--- Set exercise ---
Below are entries; tally how many lines hold the string "ActiveAD" and answer with only that figure.

Items from a figure collection:
'''

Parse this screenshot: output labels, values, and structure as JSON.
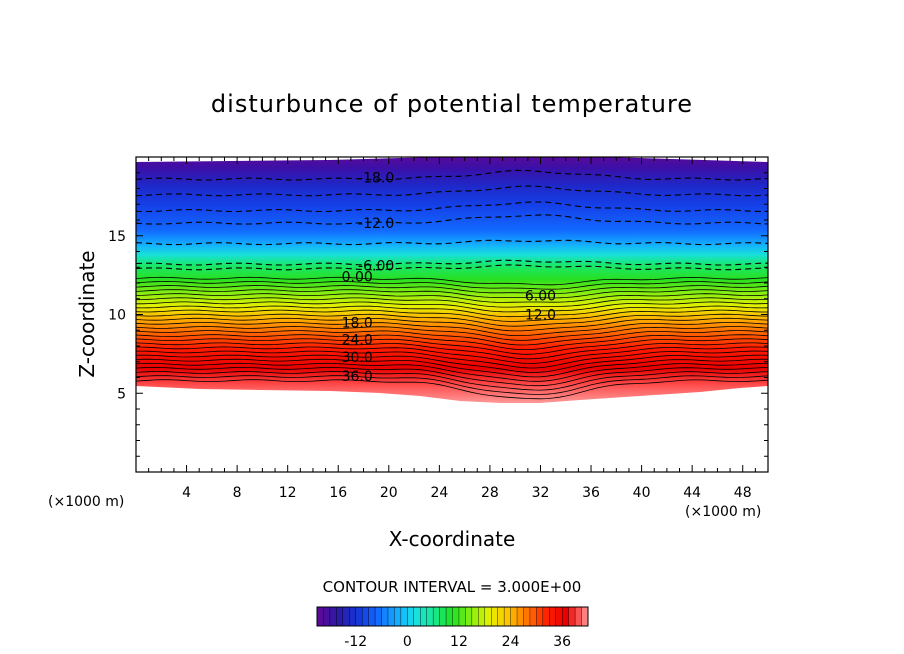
{
  "chart_data": {
    "type": "contour",
    "title": "disturbunce of potential temperature",
    "xlabel": "X-coordinate",
    "ylabel": "Z-coordinate",
    "x_unit": "(×1000 m)",
    "x_unit_right": "(×1000 m)",
    "xlim": [
      0,
      50
    ],
    "ylim": [
      0,
      20
    ],
    "x_ticks": [
      "4",
      "8",
      "12",
      "16",
      "20",
      "24",
      "28",
      "32",
      "36",
      "40",
      "44",
      "48"
    ],
    "y_ticks": [
      "5",
      "10",
      "15"
    ],
    "contour_interval": "CONTOUR INTERVAL = 3.000E+00",
    "colorbar": {
      "min": -21,
      "max": 42,
      "ticks": [
        "-12",
        "0",
        "12",
        "24",
        "36"
      ],
      "colors": [
        "#5a0a9a",
        "#2a1aa8",
        "#1536d8",
        "#1268ff",
        "#14a8ff",
        "#18e0e8",
        "#18e890",
        "#20e020",
        "#8af010",
        "#e8f000",
        "#ffc000",
        "#ff7000",
        "#ff2000",
        "#e80000",
        "#ff8080"
      ]
    },
    "contour_labels": [
      {
        "text": "-18.0",
        "x": 19,
        "y": 18.7
      },
      {
        "text": "-12.0",
        "x": 19,
        "y": 15.8
      },
      {
        "text": "-6.00",
        "x": 19,
        "y": 13.1
      },
      {
        "text": "0.00",
        "x": 17.5,
        "y": 12.4
      },
      {
        "text": "6.00",
        "x": 32,
        "y": 11.2
      },
      {
        "text": "12.0",
        "x": 32,
        "y": 10.0
      },
      {
        "text": "18.0",
        "x": 17.5,
        "y": 9.5
      },
      {
        "text": "24.0",
        "x": 17.5,
        "y": 8.4
      },
      {
        "text": "30.0",
        "x": 17.5,
        "y": 7.3
      },
      {
        "text": "36.0",
        "x": 17.5,
        "y": 6.1
      }
    ]
  }
}
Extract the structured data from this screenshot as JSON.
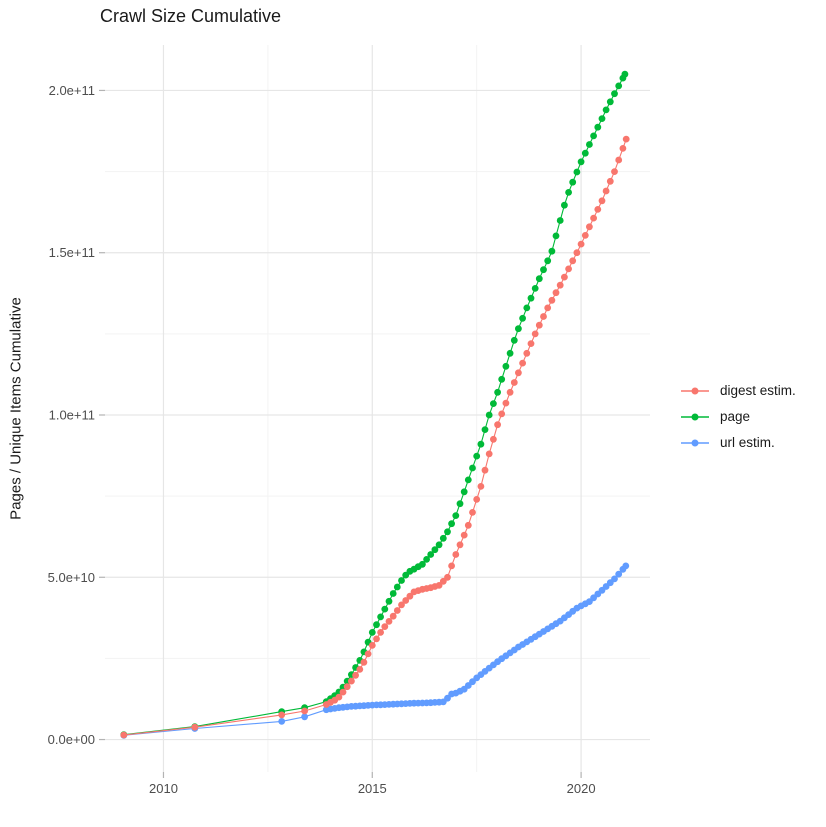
{
  "chart_data": {
    "type": "scatter",
    "title": "Crawl Size Cumulative",
    "xlabel": "",
    "ylabel": "Pages / Unique Items Cumulative",
    "legend_position": "right",
    "grid": true,
    "xlim": [
      2008.6,
      2021.65
    ],
    "ylim_e9": [
      -10,
      214
    ],
    "x_ticks": {
      "values": [
        2010,
        2015,
        2020
      ],
      "labels": [
        "2010",
        "2015",
        "2020"
      ],
      "minor": [
        2012.5,
        2017.5
      ]
    },
    "y_ticks": {
      "values_e9": [
        0,
        50,
        100,
        150,
        200
      ],
      "labels": [
        "0.0e+00",
        "5.0e+10",
        "1.0e+11",
        "1.5e+11",
        "2.0e+11"
      ],
      "minor_e9": [
        25,
        75,
        125,
        175
      ]
    },
    "value_unit": "1e9 pages (anchors_e9 values are in billions)",
    "dense_from": 2013.9,
    "sample_step": 0.1,
    "colors": {
      "grid_major": "#E6E6E6",
      "grid_minor": "#F3F3F3",
      "tick": "#B3B3B3",
      "tick_label": "#4D4D4D",
      "text": "#1A1A1A"
    },
    "series": [
      {
        "name": "digest estim.",
        "color": "#F8766D",
        "anchors_e9": [
          [
            2009.05,
            1.4
          ],
          [
            2010.75,
            3.8
          ],
          [
            2012.83,
            7.6
          ],
          [
            2013.38,
            8.8
          ],
          [
            2013.9,
            10.8
          ],
          [
            2014.17,
            12.6
          ],
          [
            2014.33,
            15.1
          ],
          [
            2014.5,
            18
          ],
          [
            2014.75,
            22.5
          ],
          [
            2015.0,
            29
          ],
          [
            2015.25,
            34
          ],
          [
            2015.5,
            38
          ],
          [
            2015.7,
            41.5
          ],
          [
            2015.85,
            43.5
          ],
          [
            2016.0,
            45.5
          ],
          [
            2016.2,
            46.3
          ],
          [
            2016.4,
            46.8
          ],
          [
            2016.6,
            47.5
          ],
          [
            2016.8,
            50
          ],
          [
            2017.0,
            57
          ],
          [
            2017.3,
            66
          ],
          [
            2017.6,
            78
          ],
          [
            2017.8,
            88
          ],
          [
            2018.0,
            97
          ],
          [
            2018.3,
            107
          ],
          [
            2018.6,
            116
          ],
          [
            2018.9,
            125
          ],
          [
            2019.2,
            133
          ],
          [
            2019.5,
            140
          ],
          [
            2019.9,
            150
          ],
          [
            2020.2,
            158
          ],
          [
            2020.5,
            166
          ],
          [
            2020.8,
            175
          ],
          [
            2021.08,
            185
          ]
        ]
      },
      {
        "name": "page",
        "color": "#00BA38",
        "anchors_e9": [
          [
            2009.05,
            1.5
          ],
          [
            2010.75,
            4.0
          ],
          [
            2012.83,
            8.6
          ],
          [
            2013.38,
            9.8
          ],
          [
            2013.9,
            11.7
          ],
          [
            2014.17,
            14.2
          ],
          [
            2014.33,
            16.6
          ],
          [
            2014.5,
            20
          ],
          [
            2014.75,
            25.5
          ],
          [
            2015.0,
            33
          ],
          [
            2015.25,
            39
          ],
          [
            2015.5,
            45
          ],
          [
            2015.7,
            49
          ],
          [
            2015.85,
            51.5
          ],
          [
            2016.0,
            52.5
          ],
          [
            2016.2,
            54
          ],
          [
            2016.4,
            57
          ],
          [
            2016.6,
            60
          ],
          [
            2016.8,
            64
          ],
          [
            2017.0,
            69
          ],
          [
            2017.3,
            80
          ],
          [
            2017.6,
            91
          ],
          [
            2017.8,
            100
          ],
          [
            2018.0,
            107
          ],
          [
            2018.45,
            125
          ],
          [
            2018.7,
            133
          ],
          [
            2019.0,
            142
          ],
          [
            2019.29,
            150
          ],
          [
            2019.65,
            167
          ],
          [
            2020.0,
            178
          ],
          [
            2020.3,
            186
          ],
          [
            2020.6,
            194
          ],
          [
            2020.8,
            199
          ],
          [
            2021.05,
            205
          ]
        ]
      },
      {
        "name": "url estim.",
        "color": "#619CFF",
        "anchors_e9": [
          [
            2009.05,
            1.3
          ],
          [
            2010.75,
            3.4
          ],
          [
            2012.83,
            5.6
          ],
          [
            2013.38,
            7.0
          ],
          [
            2013.9,
            9.2
          ],
          [
            2014.2,
            9.8
          ],
          [
            2014.5,
            10.2
          ],
          [
            2015.0,
            10.6
          ],
          [
            2015.5,
            10.9
          ],
          [
            2016.0,
            11.2
          ],
          [
            2016.3,
            11.3
          ],
          [
            2016.6,
            11.5
          ],
          [
            2016.78,
            11.7
          ],
          [
            2016.82,
            13.8
          ],
          [
            2017.0,
            14.3
          ],
          [
            2017.2,
            15.5
          ],
          [
            2017.5,
            19.0
          ],
          [
            2017.8,
            22.0
          ],
          [
            2018.0,
            24.0
          ],
          [
            2018.5,
            28.5
          ],
          [
            2019.0,
            32.5
          ],
          [
            2019.5,
            36.5
          ],
          [
            2019.9,
            40.5
          ],
          [
            2020.2,
            42.5
          ],
          [
            2020.5,
            46.0
          ],
          [
            2020.8,
            49.5
          ],
          [
            2021.07,
            53.5
          ]
        ]
      }
    ],
    "legend": {
      "items": [
        "digest estim.",
        "page",
        "url estim."
      ]
    }
  }
}
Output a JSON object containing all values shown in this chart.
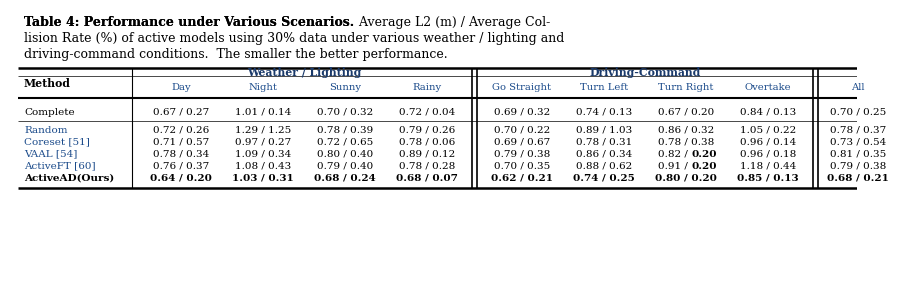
{
  "title_bold": "Table 4: Performance under Various Scenarios.",
  "title_normal": " Average L2 (m) / Average Collision Rate (%) of active models using 30% data under various weather / lighting and driving-command conditions. The smaller the better performance.",
  "weather_group": "Weather / Lighting",
  "driving_group": "Driving-Command",
  "weather_cols": [
    "Day",
    "Night",
    "Sunny",
    "Rainy"
  ],
  "driving_cols": [
    "Go Straight",
    "Turn Left",
    "Turn Right",
    "Overtake"
  ],
  "col_all": "All",
  "rows": {
    "Complete": [
      "0.67 / 0.27",
      "1.01 / 0.14",
      "0.70 / 0.32",
      "0.72 / 0.04",
      "0.69 / 0.32",
      "0.74 / 0.13",
      "0.67 / 0.20",
      "0.84 / 0.13",
      "0.70 / 0.25"
    ],
    "Random": [
      "0.72 / 0.26",
      "1.29 / 1.25",
      "0.78 / 0.39",
      "0.79 / 0.26",
      "0.70 / 0.22",
      "0.89 / 1.03",
      "0.86 / 0.32",
      "1.05 / 0.22",
      "0.78 / 0.37"
    ],
    "Coreset [51]": [
      "0.71 / 0.57",
      "0.97 / 0.27",
      "0.72 / 0.65",
      "0.78 / 0.06",
      "0.69 / 0.67",
      "0.78 / 0.31",
      "0.78 / 0.38",
      "0.96 / 0.14",
      "0.73 / 0.54"
    ],
    "VAAL [54]": [
      "0.78 / 0.34",
      "1.09 / 0.34",
      "0.80 / 0.40",
      "0.89 / 0.12",
      "0.79 / 0.38",
      "0.86 / 0.34",
      "0.82 / 0.20",
      "0.96 / 0.18",
      "0.81 / 0.35"
    ],
    "ActiveFT [60]": [
      "0.76 / 0.37",
      "1.08 / 0.43",
      "0.79 / 0.40",
      "0.78 / 0.28",
      "0.70 / 0.35",
      "0.88 / 0.62",
      "0.91 / 0.20",
      "1.18 / 0.44",
      "0.79 / 0.38"
    ],
    "ActiveAD(Ours)": [
      "0.64 / 0.20",
      "1.03 / 0.31",
      "0.68 / 0.24",
      "0.68 / 0.07",
      "0.62 / 0.21",
      "0.74 / 0.25",
      "0.80 / 0.20",
      "0.85 / 0.13",
      "0.68 / 0.21"
    ]
  },
  "method_order": [
    "Complete",
    "Random",
    "Coreset [51]",
    "VAAL [54]",
    "ActiveFT [60]",
    "ActiveAD(Ours)"
  ],
  "bold_row": "ActiveAD(Ours)",
  "partial_bold": {
    "VAAL [54]": {
      "6": "0.82 / **0.20**",
      "7": "0.96 / 0.18"
    },
    "ActiveFT [60]": {
      "6": "0.91 / **0.20**"
    }
  },
  "bg_color": "#ffffff",
  "text_color": "#000000",
  "blue_color": "#1a4a8a",
  "header_bold_color": "#1a3a6b"
}
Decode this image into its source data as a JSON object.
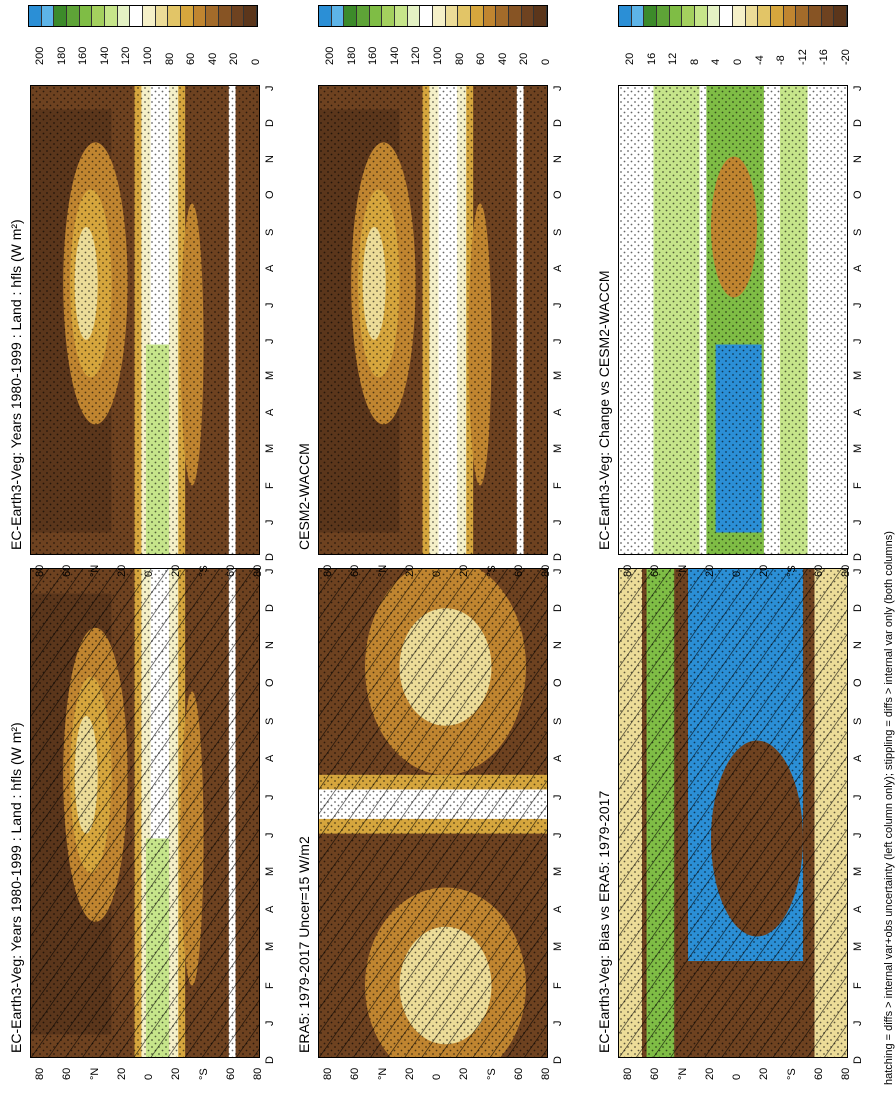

'''

--- Response ---
3